→ Directions: Repeat the entries below exactly as they appear, with no pictures.

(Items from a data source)
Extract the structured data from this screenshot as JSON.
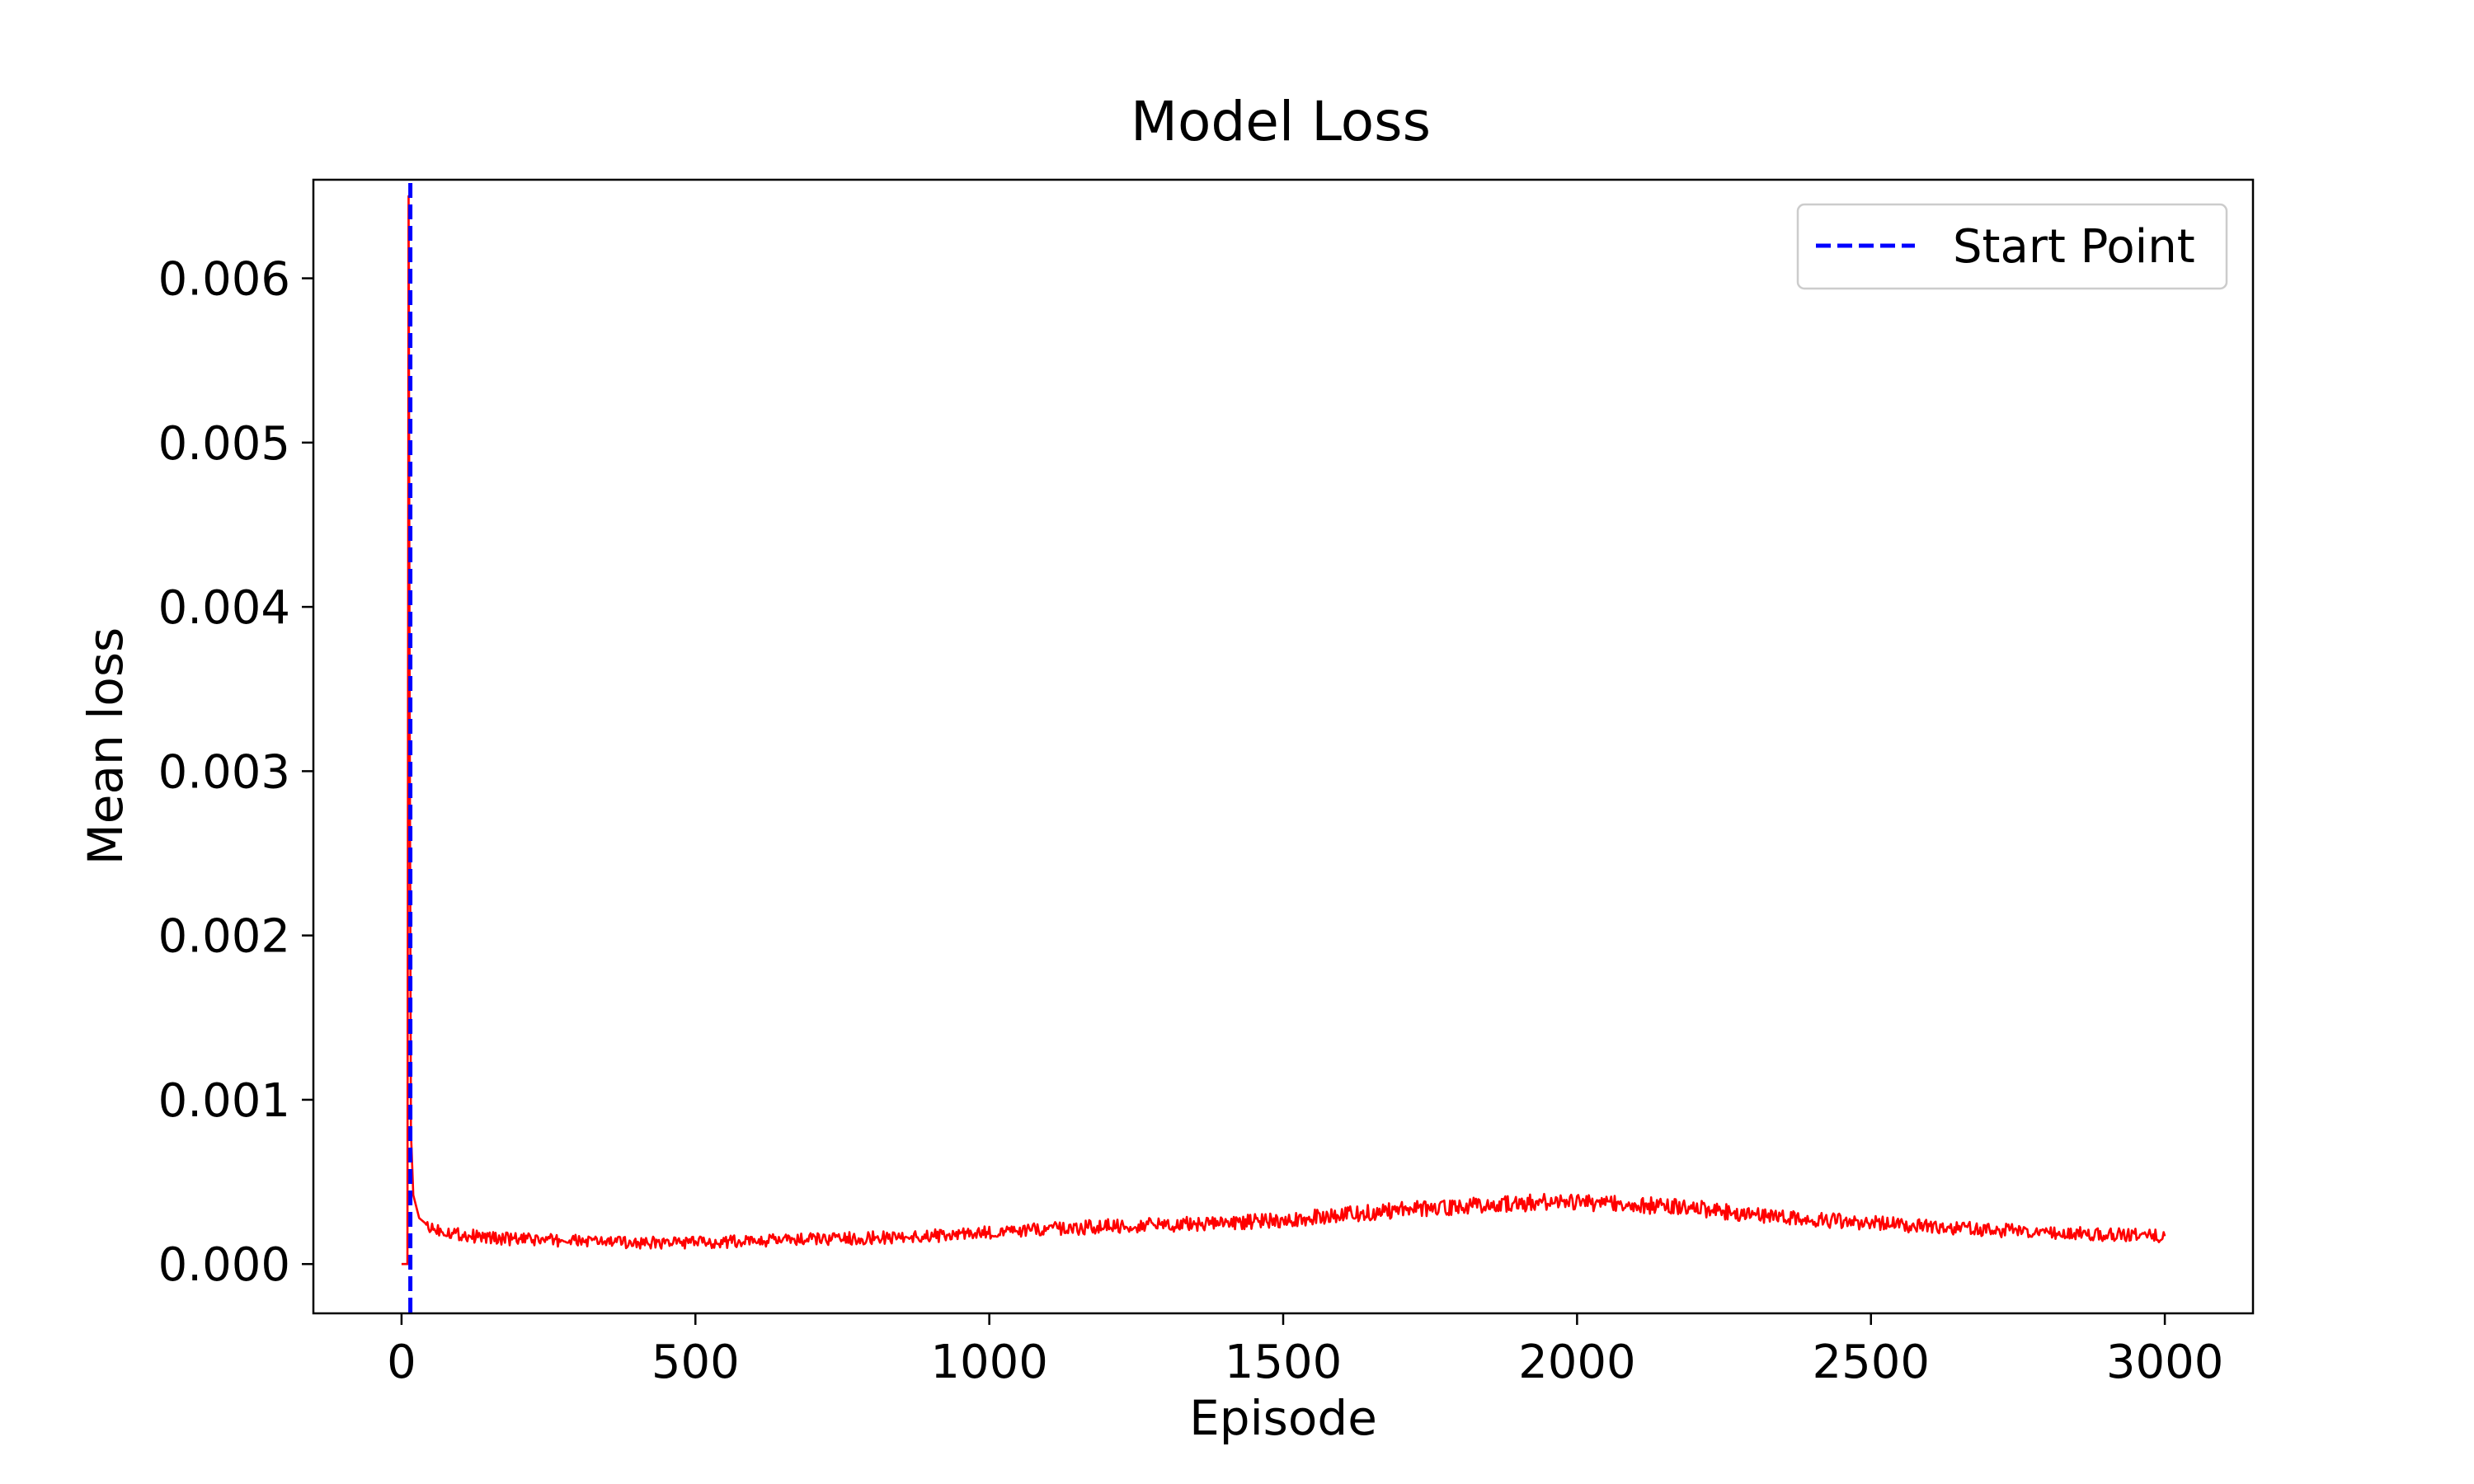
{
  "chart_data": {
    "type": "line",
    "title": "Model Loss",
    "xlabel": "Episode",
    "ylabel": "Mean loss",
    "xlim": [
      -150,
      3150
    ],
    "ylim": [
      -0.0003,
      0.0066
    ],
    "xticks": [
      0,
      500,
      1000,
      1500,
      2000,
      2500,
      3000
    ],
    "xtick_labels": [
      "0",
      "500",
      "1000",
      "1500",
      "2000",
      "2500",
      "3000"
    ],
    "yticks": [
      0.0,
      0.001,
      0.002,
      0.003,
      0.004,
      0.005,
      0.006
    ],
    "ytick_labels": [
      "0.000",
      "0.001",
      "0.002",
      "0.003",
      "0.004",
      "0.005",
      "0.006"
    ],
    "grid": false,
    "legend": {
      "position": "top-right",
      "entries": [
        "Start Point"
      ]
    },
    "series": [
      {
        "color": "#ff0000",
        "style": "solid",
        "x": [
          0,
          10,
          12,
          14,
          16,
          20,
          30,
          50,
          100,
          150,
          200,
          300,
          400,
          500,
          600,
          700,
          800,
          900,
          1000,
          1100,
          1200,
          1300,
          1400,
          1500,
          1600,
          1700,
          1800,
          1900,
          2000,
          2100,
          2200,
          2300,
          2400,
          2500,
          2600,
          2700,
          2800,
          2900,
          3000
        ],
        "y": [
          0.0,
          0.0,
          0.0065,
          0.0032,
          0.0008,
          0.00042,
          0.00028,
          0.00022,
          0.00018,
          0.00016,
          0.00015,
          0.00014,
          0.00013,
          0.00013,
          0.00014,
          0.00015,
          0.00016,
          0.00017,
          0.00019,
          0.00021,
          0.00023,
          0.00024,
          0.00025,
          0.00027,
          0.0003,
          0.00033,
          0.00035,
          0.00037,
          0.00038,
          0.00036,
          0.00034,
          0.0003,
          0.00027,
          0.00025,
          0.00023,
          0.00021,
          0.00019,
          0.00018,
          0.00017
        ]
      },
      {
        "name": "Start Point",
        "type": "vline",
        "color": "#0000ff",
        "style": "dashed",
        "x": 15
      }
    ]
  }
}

→ Solution to this problem:
Extract the structured data from this screenshot as JSON.
{
  "chart_data": {
    "type": "line",
    "title": "Model Loss",
    "xlabel": "Episode",
    "ylabel": "Mean loss",
    "xlim": [
      -150,
      3150
    ],
    "ylim": [
      -0.0003,
      0.0066
    ],
    "xticks": [
      0,
      500,
      1000,
      1500,
      2000,
      2500,
      3000
    ],
    "xtick_labels": [
      "0",
      "500",
      "1000",
      "1500",
      "2000",
      "2500",
      "3000"
    ],
    "yticks": [
      0.0,
      0.001,
      0.002,
      0.003,
      0.004,
      0.005,
      0.006
    ],
    "ytick_labels": [
      "0.000",
      "0.001",
      "0.002",
      "0.003",
      "0.004",
      "0.005",
      "0.006"
    ],
    "grid": false,
    "legend": {
      "position": "top-right",
      "entries": [
        "Start Point"
      ]
    },
    "series": [
      {
        "color": "#ff0000",
        "style": "solid",
        "x": [
          0,
          10,
          12,
          14,
          16,
          20,
          30,
          50,
          100,
          150,
          200,
          300,
          400,
          500,
          600,
          700,
          800,
          900,
          1000,
          1100,
          1200,
          1300,
          1400,
          1500,
          1600,
          1700,
          1800,
          1900,
          2000,
          2100,
          2200,
          2300,
          2400,
          2500,
          2600,
          2700,
          2800,
          2900,
          3000
        ],
        "y": [
          0.0,
          0.0,
          0.0065,
          0.0032,
          0.0008,
          0.00042,
          0.00028,
          0.00022,
          0.00018,
          0.00016,
          0.00015,
          0.00014,
          0.00013,
          0.00013,
          0.00014,
          0.00015,
          0.00016,
          0.00017,
          0.00019,
          0.00021,
          0.00023,
          0.00024,
          0.00025,
          0.00027,
          0.0003,
          0.00033,
          0.00035,
          0.00037,
          0.00038,
          0.00036,
          0.00034,
          0.0003,
          0.00027,
          0.00025,
          0.00023,
          0.00021,
          0.00019,
          0.00018,
          0.00017
        ]
      },
      {
        "name": "Start Point",
        "type": "vline",
        "color": "#0000ff",
        "style": "dashed",
        "x": 15
      }
    ]
  }
}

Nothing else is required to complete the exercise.